> DESCRIPTION OF THE TASK
Each entry that follows is to be retyped exactly. Pictures do not belong in the copy.

> INPUT RECORDS

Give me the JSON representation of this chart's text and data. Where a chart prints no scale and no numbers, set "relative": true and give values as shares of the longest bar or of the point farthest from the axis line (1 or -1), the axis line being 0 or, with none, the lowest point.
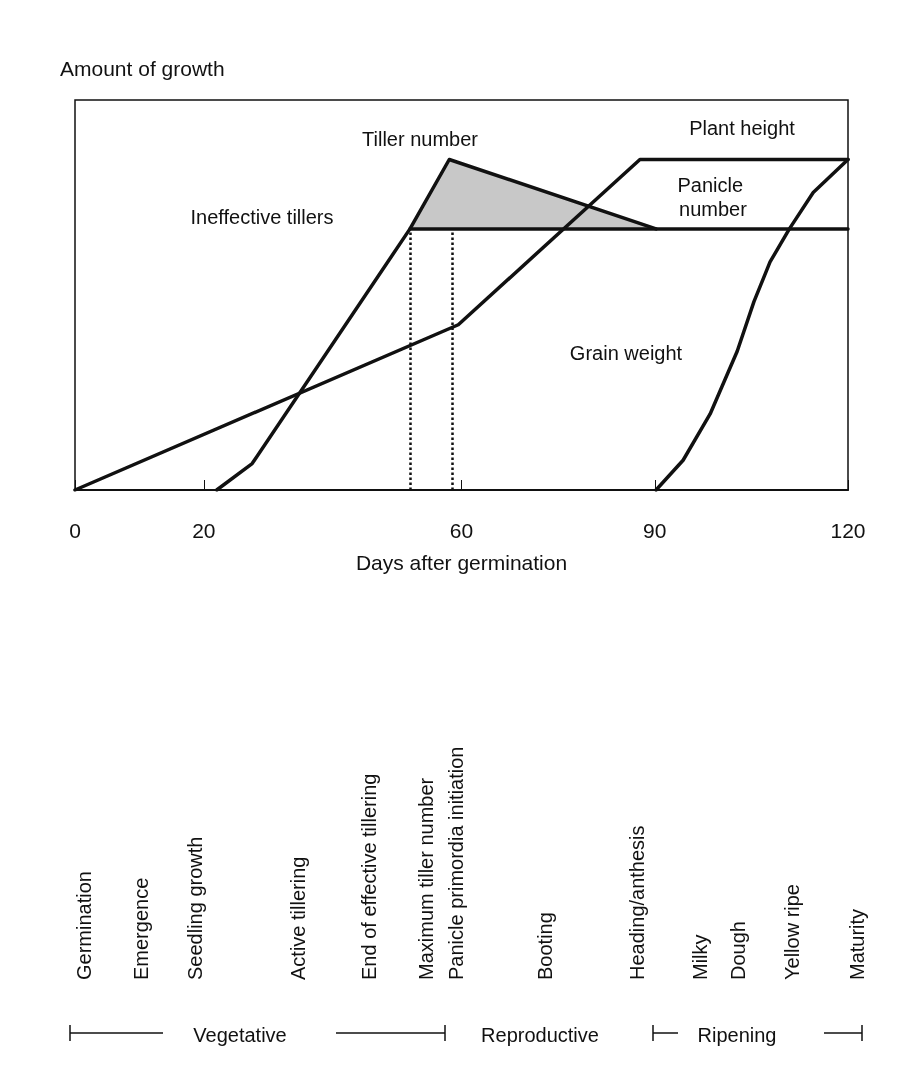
{
  "chart_data": {
    "type": "line",
    "relative": true,
    "ylabel": "Amount of growth",
    "xlabel": "Days after germination",
    "xlim": [
      0,
      120
    ],
    "xticks": [
      0,
      20,
      60,
      90,
      120
    ],
    "series": [
      {
        "color": "#111111",
        "x": [
          0,
          59.5,
          87.7,
          120
        ],
        "values": [
          0,
          0.5,
          1,
          1
        ]
      },
      {
        "color": "#111111",
        "x": [
          22,
          27.5,
          52,
          58.1,
          90.2
        ],
        "values": [
          0,
          0.08,
          0.79,
          1,
          0.79
        ],
        "lower": [
          null,
          null,
          0.79,
          0.79,
          0.79
        ],
        "upper": [
          null,
          null,
          0.79,
          1,
          0.79
        ]
      },
      {
        "color": "#111111",
        "x": [
          52,
          120
        ],
        "values": [
          0.79,
          0.79
        ]
      },
      {
        "color": "#111111",
        "x": [
          90.2,
          94.4,
          98.6,
          102.8,
          105.4,
          107.9,
          110.9,
          114.6,
          120
        ],
        "values": [
          0,
          0.09,
          0.23,
          0.42,
          0.57,
          0.69,
          0.79,
          0.9,
          1
        ]
      }
    ],
    "ref_lines": [
      {
        "axis": "x",
        "value": 52,
        "line_style": "dotted"
      },
      {
        "axis": "x",
        "value": 58.5,
        "line_style": "dotted"
      }
    ],
    "annotations": [
      "Tiller number",
      "Plant height",
      "Panicle number",
      "Grain weight",
      "Ineffective tillers",
      "Germination",
      "Emergence",
      "Seedling growth",
      "Active tillering",
      "End of effective tillering",
      "Maximum tiller number",
      "Panicle primordia initiation",
      "Booting",
      "Heading/anthesis",
      "Milky",
      "Dough",
      "Yellow ripe",
      "Maturity",
      "Vegetative",
      "Reproductive",
      "Ripening"
    ]
  }
}
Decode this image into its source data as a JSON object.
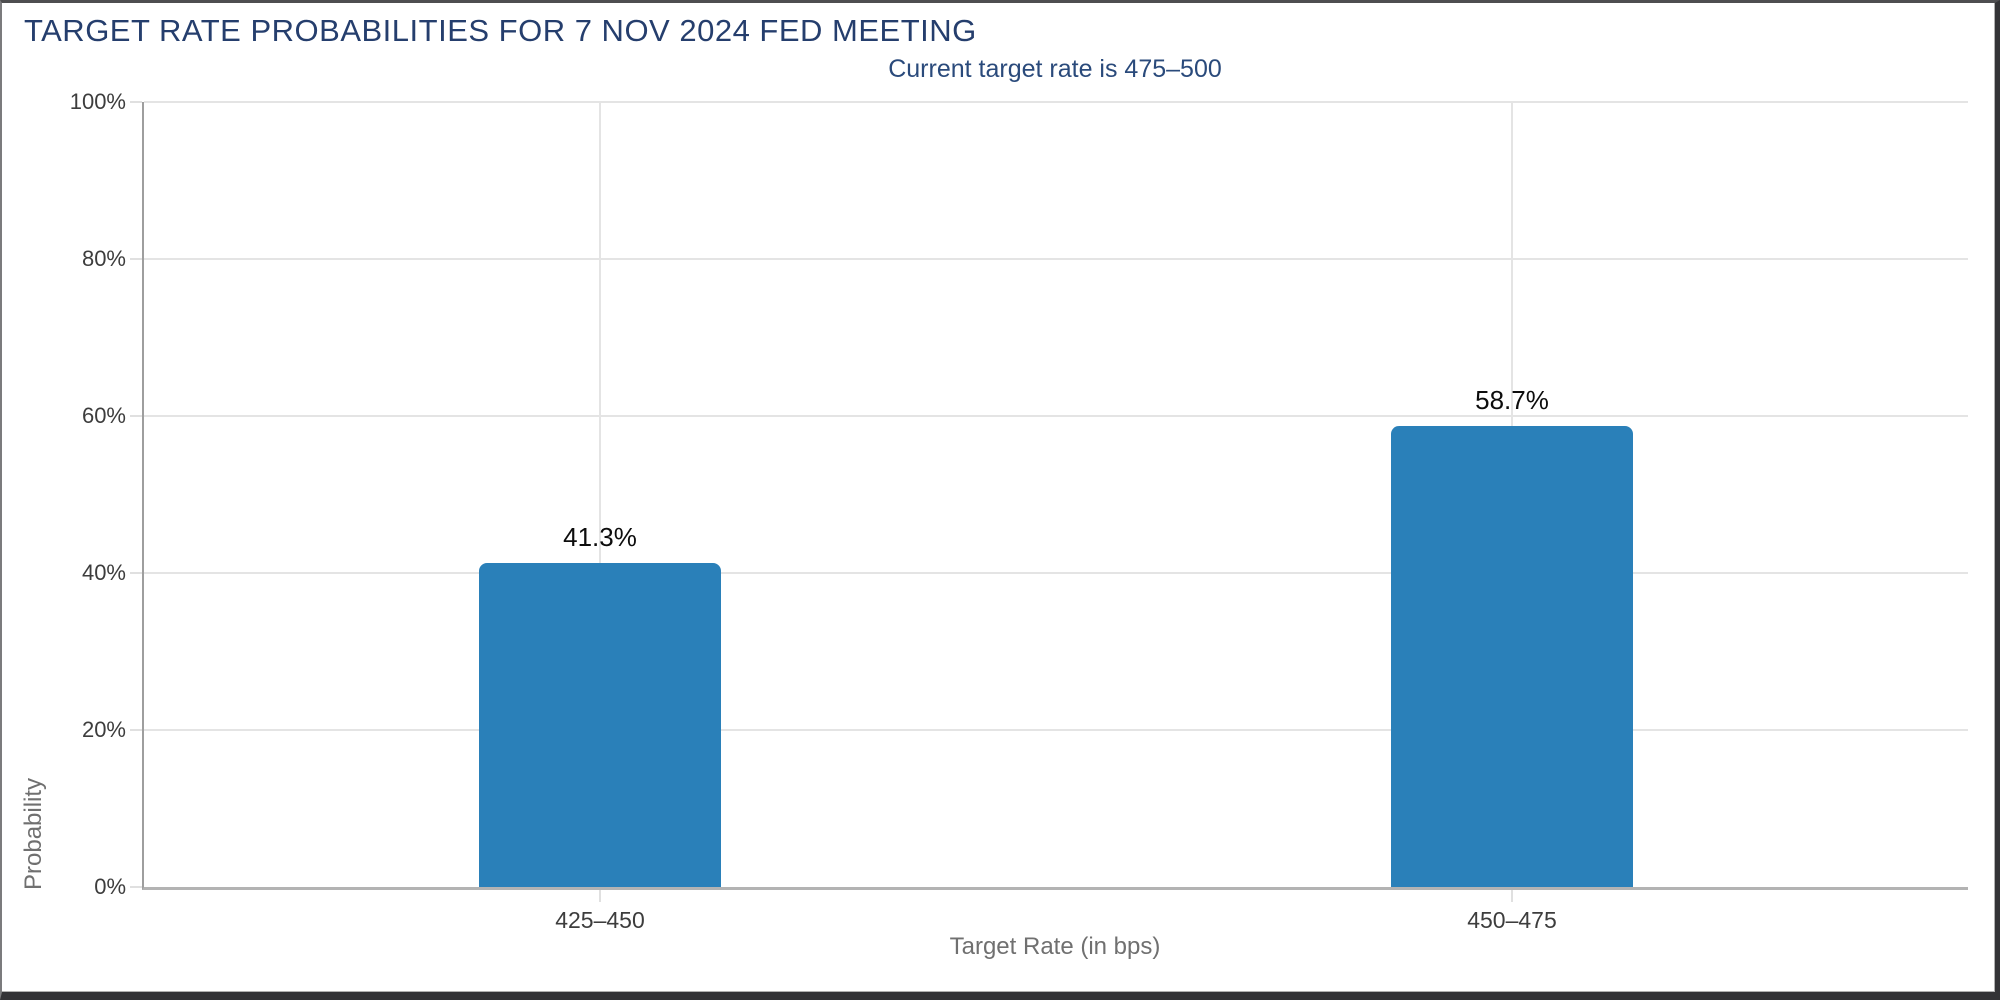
{
  "window": {
    "title": "TARGET RATE PROBABILITIES FOR 7 NOV 2024 FED MEETING"
  },
  "chart_data": {
    "type": "bar",
    "title": "TARGET RATE PROBABILITIES FOR 7 NOV 2024 FED MEETING",
    "subtitle": "Current target rate is 475–500",
    "categories": [
      "425–450",
      "450–475"
    ],
    "values": [
      41.3,
      58.7
    ],
    "value_labels": [
      "41.3%",
      "58.7%"
    ],
    "xlabel": "Target Rate (in bps)",
    "ylabel": "Probability",
    "ylim": [
      0,
      100
    ],
    "yticks": [
      0,
      20,
      40,
      60,
      80,
      100
    ],
    "ytick_labels": [
      "0%",
      "20%",
      "40%",
      "60%",
      "80%",
      "100%"
    ],
    "grid": true,
    "legend": "none",
    "colors": {
      "bar": "#2a80b9",
      "title": "#253e6d",
      "subtitle": "#2a4a7b",
      "axis_title": "#707070",
      "tick_label": "#3d3d3d",
      "gridline": "#e4e4e4",
      "axis_line": "#9e9e9e"
    }
  }
}
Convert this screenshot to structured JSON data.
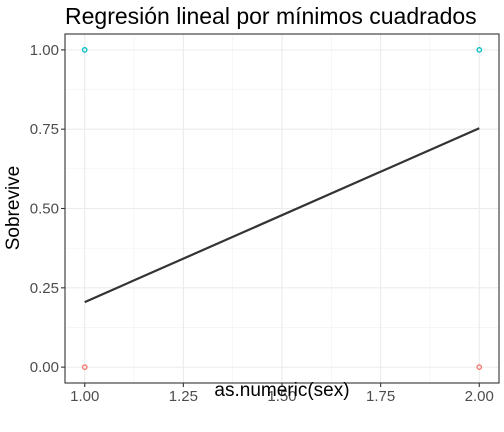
{
  "chart_data": {
    "type": "scatter",
    "title": "Regresión lineal por mínimos cuadrados",
    "xlabel": "as.numeric(sex)",
    "ylabel": "Sobrevive",
    "xlim": [
      0.95,
      2.05
    ],
    "ylim": [
      -0.05,
      1.05
    ],
    "x_ticks": [
      1.0,
      1.25,
      1.5,
      1.75,
      2.0
    ],
    "x_tick_labels": [
      "1.00",
      "1.25",
      "1.50",
      "1.75",
      "2.00"
    ],
    "y_ticks": [
      0.0,
      0.25,
      0.5,
      0.75,
      1.0
    ],
    "y_tick_labels": [
      "0.00",
      "0.25",
      "0.50",
      "0.75",
      "1.00"
    ],
    "grid": true,
    "theme": "bw",
    "points": [
      {
        "x": 1.0,
        "y": 1.0,
        "color": "#00BFC4"
      },
      {
        "x": 2.0,
        "y": 1.0,
        "color": "#00BFC4"
      },
      {
        "x": 1.0,
        "y": 0.0,
        "color": "#F8766D"
      },
      {
        "x": 2.0,
        "y": 0.0,
        "color": "#F8766D"
      }
    ],
    "regression_line": {
      "x": [
        1.0,
        2.0
      ],
      "y": [
        0.205,
        0.753
      ],
      "color": "#333333"
    }
  }
}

> OUTPUT BELOW
Give me the JSON representation of this chart's text and data. Where a chart prints no scale and no numbers, set "relative": true and give values as shares of the longest bar or of the point farthest from the axis line (1 or -1), the axis line being 0 or, with none, the lowest point.
{
  "chart_data": {
    "type": "line",
    "relative": true,
    "ylabel": "Amount of growth",
    "xlabel": "Days after germination",
    "xlim": [
      0,
      120
    ],
    "xticks": [
      0,
      20,
      60,
      90,
      120
    ],
    "series": [
      {
        "color": "#111111",
        "x": [
          0,
          59.5,
          87.7,
          120
        ],
        "values": [
          0,
          0.5,
          1,
          1
        ]
      },
      {
        "color": "#111111",
        "x": [
          22,
          27.5,
          52,
          58.1,
          90.2
        ],
        "values": [
          0,
          0.08,
          0.79,
          1,
          0.79
        ],
        "lower": [
          null,
          null,
          0.79,
          0.79,
          0.79
        ],
        "upper": [
          null,
          null,
          0.79,
          1,
          0.79
        ]
      },
      {
        "color": "#111111",
        "x": [
          52,
          120
        ],
        "values": [
          0.79,
          0.79
        ]
      },
      {
        "color": "#111111",
        "x": [
          90.2,
          94.4,
          98.6,
          102.8,
          105.4,
          107.9,
          110.9,
          114.6,
          120
        ],
        "values": [
          0,
          0.09,
          0.23,
          0.42,
          0.57,
          0.69,
          0.79,
          0.9,
          1
        ]
      }
    ],
    "ref_lines": [
      {
        "axis": "x",
        "value": 52,
        "line_style": "dotted"
      },
      {
        "axis": "x",
        "value": 58.5,
        "line_style": "dotted"
      }
    ],
    "annotations": [
      "Tiller number",
      "Plant height",
      "Panicle number",
      "Grain weight",
      "Ineffective tillers",
      "Germination",
      "Emergence",
      "Seedling growth",
      "Active tillering",
      "End of effective tillering",
      "Maximum tiller number",
      "Panicle primordia initiation",
      "Booting",
      "Heading/anthesis",
      "Milky",
      "Dough",
      "Yellow ripe",
      "Maturity",
      "Vegetative",
      "Reproductive",
      "Ripening"
    ]
  }
}
Decode this image into its source data as a JSON object.
{
  "window": {
    "title": "TARGET RATE PROBABILITIES FOR 7 NOV 2024 FED MEETING"
  },
  "chart_data": {
    "type": "bar",
    "title": "TARGET RATE PROBABILITIES FOR 7 NOV 2024 FED MEETING",
    "subtitle": "Current target rate is 475–500",
    "categories": [
      "425–450",
      "450–475"
    ],
    "values": [
      41.3,
      58.7
    ],
    "value_labels": [
      "41.3%",
      "58.7%"
    ],
    "xlabel": "Target Rate (in bps)",
    "ylabel": "Probability",
    "ylim": [
      0,
      100
    ],
    "yticks": [
      0,
      20,
      40,
      60,
      80,
      100
    ],
    "ytick_labels": [
      "0%",
      "20%",
      "40%",
      "60%",
      "80%",
      "100%"
    ],
    "grid": true,
    "legend": "none",
    "colors": {
      "bar": "#2a80b9",
      "title": "#253e6d",
      "subtitle": "#2a4a7b",
      "axis_title": "#707070",
      "tick_label": "#3d3d3d",
      "gridline": "#e4e4e4",
      "axis_line": "#9e9e9e"
    }
  }
}
Convert this screenshot to structured JSON data.
{
  "chart_data": {
    "type": "scatter",
    "title": "Regresión lineal por mínimos cuadrados",
    "xlabel": "as.numeric(sex)",
    "ylabel": "Sobrevive",
    "xlim": [
      0.95,
      2.05
    ],
    "ylim": [
      -0.05,
      1.05
    ],
    "x_ticks": [
      1.0,
      1.25,
      1.5,
      1.75,
      2.0
    ],
    "x_tick_labels": [
      "1.00",
      "1.25",
      "1.50",
      "1.75",
      "2.00"
    ],
    "y_ticks": [
      0.0,
      0.25,
      0.5,
      0.75,
      1.0
    ],
    "y_tick_labels": [
      "0.00",
      "0.25",
      "0.50",
      "0.75",
      "1.00"
    ],
    "grid": true,
    "theme": "bw",
    "points": [
      {
        "x": 1.0,
        "y": 1.0,
        "color": "#00BFC4"
      },
      {
        "x": 2.0,
        "y": 1.0,
        "color": "#00BFC4"
      },
      {
        "x": 1.0,
        "y": 0.0,
        "color": "#F8766D"
      },
      {
        "x": 2.0,
        "y": 0.0,
        "color": "#F8766D"
      }
    ],
    "regression_line": {
      "x": [
        1.0,
        2.0
      ],
      "y": [
        0.205,
        0.753
      ],
      "color": "#333333"
    }
  }
}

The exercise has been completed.